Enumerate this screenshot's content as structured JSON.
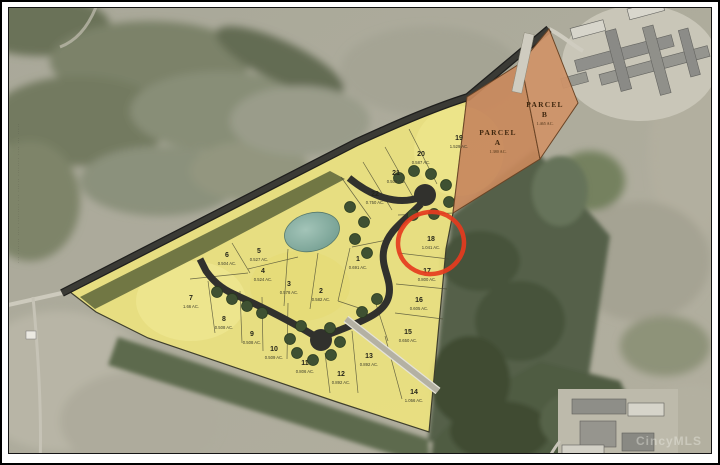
{
  "map": {
    "watermark": "CincyMLS",
    "left_edge_microtext_illegible": "··· ······· ···· ········· ··· ······ ········ ···· ··· ·····",
    "highlighted_lot": "18",
    "highlight_color": "#e63b1e",
    "lot_fill": "#ece27f",
    "parcel_fill": "#c9895c",
    "lots": [
      {
        "num": "1",
        "acreage": "0.691 AC.",
        "x": 358,
        "y": 260
      },
      {
        "num": "2",
        "acreage": "0.582 AC.",
        "x": 321,
        "y": 292
      },
      {
        "num": "3",
        "acreage": "0.578 AC.",
        "x": 289,
        "y": 285
      },
      {
        "num": "4",
        "acreage": "0.524 AC.",
        "x": 263,
        "y": 272
      },
      {
        "num": "5",
        "acreage": "0.527 AC.",
        "x": 259,
        "y": 252
      },
      {
        "num": "6",
        "acreage": "0.504 AC.",
        "x": 227,
        "y": 256
      },
      {
        "num": "7",
        "acreage": "1.66 AC.",
        "x": 191,
        "y": 299
      },
      {
        "num": "8",
        "acreage": "0.508 AC.",
        "x": 224,
        "y": 320
      },
      {
        "num": "9",
        "acreage": "0.508 AC.",
        "x": 252,
        "y": 335
      },
      {
        "num": "10",
        "acreage": "0.509 AC.",
        "x": 274,
        "y": 350
      },
      {
        "num": "11",
        "acreage": "0.806 AC.",
        "x": 305,
        "y": 364
      },
      {
        "num": "12",
        "acreage": "0.892 AC.",
        "x": 341,
        "y": 375
      },
      {
        "num": "13",
        "acreage": "0.892 AC.",
        "x": 369,
        "y": 357
      },
      {
        "num": "14",
        "acreage": "1.056 AC.",
        "x": 414,
        "y": 393
      },
      {
        "num": "15",
        "acreage": "0.650 AC.",
        "x": 408,
        "y": 333
      },
      {
        "num": "16",
        "acreage": "0.605 AC.",
        "x": 419,
        "y": 301
      },
      {
        "num": "17",
        "acreage": "0.800 AC.",
        "x": 427,
        "y": 272
      },
      {
        "num": "18",
        "acreage": "1.041 AC.",
        "x": 431,
        "y": 240
      },
      {
        "num": "19",
        "acreage": "1.529 AC.",
        "x": 459,
        "y": 139
      },
      {
        "num": "20",
        "acreage": "0.587 AC.",
        "x": 421,
        "y": 155
      },
      {
        "num": "21",
        "acreage": "0.509 AC.",
        "x": 396,
        "y": 174
      },
      {
        "num": "22",
        "acreage": "0.750 AC.",
        "x": 375,
        "y": 195
      }
    ],
    "parcels": [
      {
        "line1": "PARCEL",
        "line2": "A",
        "acreage": "1.380 AC.",
        "x": 498,
        "y": 134
      },
      {
        "line1": "PARCEL",
        "line2": "B",
        "acreage": "1.465 AC.",
        "x": 545,
        "y": 106
      }
    ]
  }
}
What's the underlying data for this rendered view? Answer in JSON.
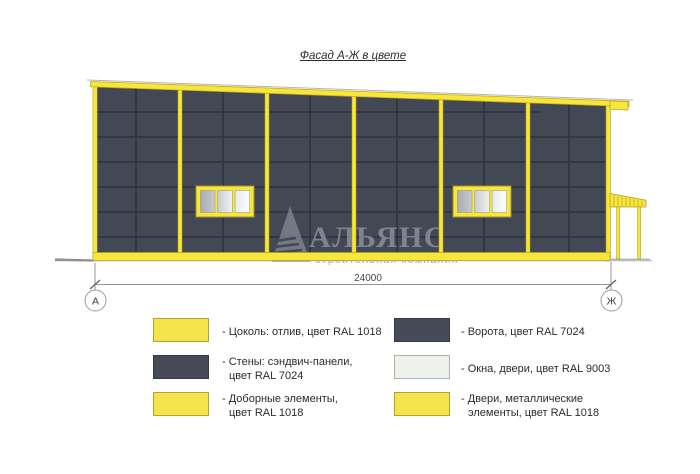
{
  "title": "Фасад А-Ж в цвете",
  "drawing": {
    "dimension_label": "24000",
    "axis_left_label": "А",
    "axis_right_label": "Ж",
    "watermark_name": "АЛЬЯНС",
    "watermark_tagline": "строительная компания"
  },
  "colors": {
    "wall_ral7024": "#424854",
    "panel_joint": "#2F333C",
    "accent_ral1018": "#F8E73B",
    "accent_border": "#B89E22",
    "glass_ral9003": "#EDF2EC",
    "drafting_line": "#8F969B"
  },
  "legend": {
    "left": [
      {
        "color": "#F5E34B",
        "border": "#B3A137",
        "lines": [
          "- Цоколь: отлив, цвет RAL 1018",
          ""
        ]
      },
      {
        "color": "#464B57",
        "border": "#343947",
        "lines": [
          "- Стены: сэндвич-панели,",
          "цвет RAL 7024"
        ]
      },
      {
        "color": "#F5E34B",
        "border": "#B3A137",
        "lines": [
          "- Доборные элементы,",
          "цвет RAL 1018"
        ]
      }
    ],
    "right": [
      {
        "color": "#464B57",
        "border": "#343947",
        "lines": [
          "- Ворота, цвет RAL 7024",
          ""
        ]
      },
      {
        "color": "#EDF2EB",
        "border": "#A9B3A6",
        "lines": [
          "- Окна, двери, цвет RAL 9003",
          ""
        ]
      },
      {
        "color": "#F5E34B",
        "border": "#B3A137",
        "lines": [
          "- Двери, металлические",
          "элементы, цвет RAL 1018"
        ]
      }
    ]
  }
}
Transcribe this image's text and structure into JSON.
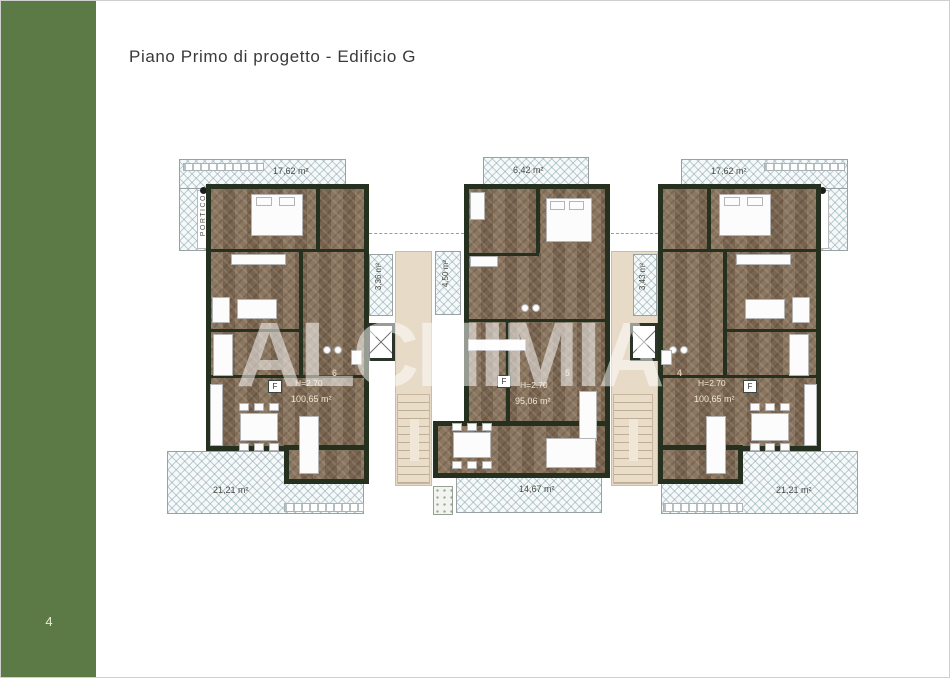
{
  "page": {
    "title": "Piano Primo di progetto - Edificio G",
    "page_number": "4",
    "watermark": "ALCHIMIA"
  },
  "colors": {
    "sidebar_green": "#5c7a45",
    "wall_dark_green": "#26301f",
    "floor_brown": "#85705a",
    "stair_core_beige": "#e7dac7",
    "terrace_hatch": "#aebfc6",
    "label_dark": "#4b4b44",
    "label_cream": "#efe7d2"
  },
  "plans": {
    "left": {
      "terrace_top_area": "17,62 m²",
      "portico": "PORTICO",
      "balcony_right_area": "3,36 m²",
      "terrace_bottom_area": "21,21 m²",
      "ceiling_height": "H=2.70",
      "apartment_area": "100,65 m²",
      "unit_number": "6",
      "f_label": "F"
    },
    "middle": {
      "balcony_top_area": "6,42 m²",
      "balcony_left_area": "4,50 m²",
      "terrace_bottom_area": "14,67 m²",
      "ceiling_height": "H=2.70",
      "apartment_area": "95,06 m²",
      "unit_number": "5",
      "f_label": "F"
    },
    "right": {
      "terrace_top_area": "17,62 m²",
      "portico": "PORTICO",
      "balcony_left_area": "3,43 m²",
      "terrace_bottom_area": "21,21 m²",
      "ceiling_height": "H=2.70",
      "apartment_area": "100,65 m²",
      "unit_number": "4",
      "f_label": "F"
    }
  }
}
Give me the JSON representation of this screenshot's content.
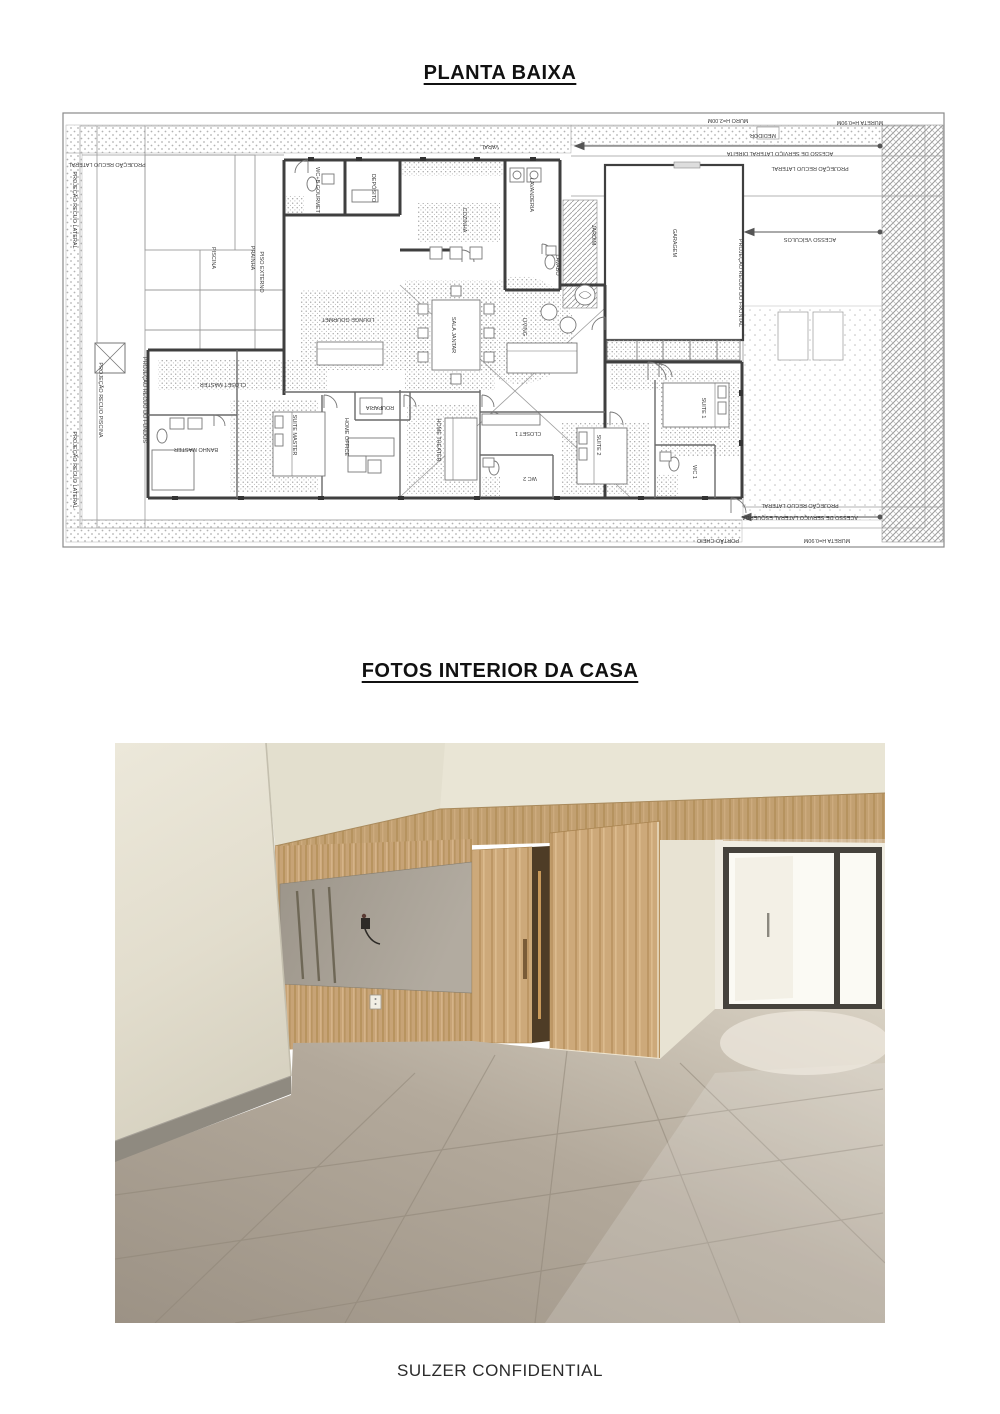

======

▸ JOB:
Please retype the entries above word for word, but only from the line containing "Transcribe this image's" through the last line, and without the pictures.

▸ PROBLEM SOLUTION:
Transcribe this image's text and structure into JSON.
{
  "page": {
    "title": "Piano Primo di progetto - Edificio G",
    "page_number": "4",
    "watermark": "ALCHIMIA"
  },
  "colors": {
    "sidebar_green": "#5c7a45",
    "wall_dark_green": "#26301f",
    "floor_brown": "#85705a",
    "stair_core_beige": "#e7dac7",
    "terrace_hatch": "#aebfc6",
    "label_dark": "#4b4b44",
    "label_cream": "#efe7d2"
  },
  "plans": {
    "left": {
      "terrace_top_area": "17,62 m²",
      "portico": "PORTICO",
      "balcony_right_area": "3,36 m²",
      "terrace_bottom_area": "21,21 m²",
      "ceiling_height": "H=2.70",
      "apartment_area": "100,65 m²",
      "unit_number": "6",
      "f_label": "F"
    },
    "middle": {
      "balcony_top_area": "6,42 m²",
      "balcony_left_area": "4,50 m²",
      "terrace_bottom_area": "14,67 m²",
      "ceiling_height": "H=2.70",
      "apartment_area": "95,06 m²",
      "unit_number": "5",
      "f_label": "F"
    },
    "right": {
      "terrace_top_area": "17,62 m²",
      "portico": "PORTICO",
      "balcony_left_area": "3,43 m²",
      "terrace_bottom_area": "21,21 m²",
      "ceiling_height": "H=2.70",
      "apartment_area": "100,65 m²",
      "unit_number": "4",
      "f_label": "F"
    }
  }
}
Give me the JSON representation of this screenshot's content.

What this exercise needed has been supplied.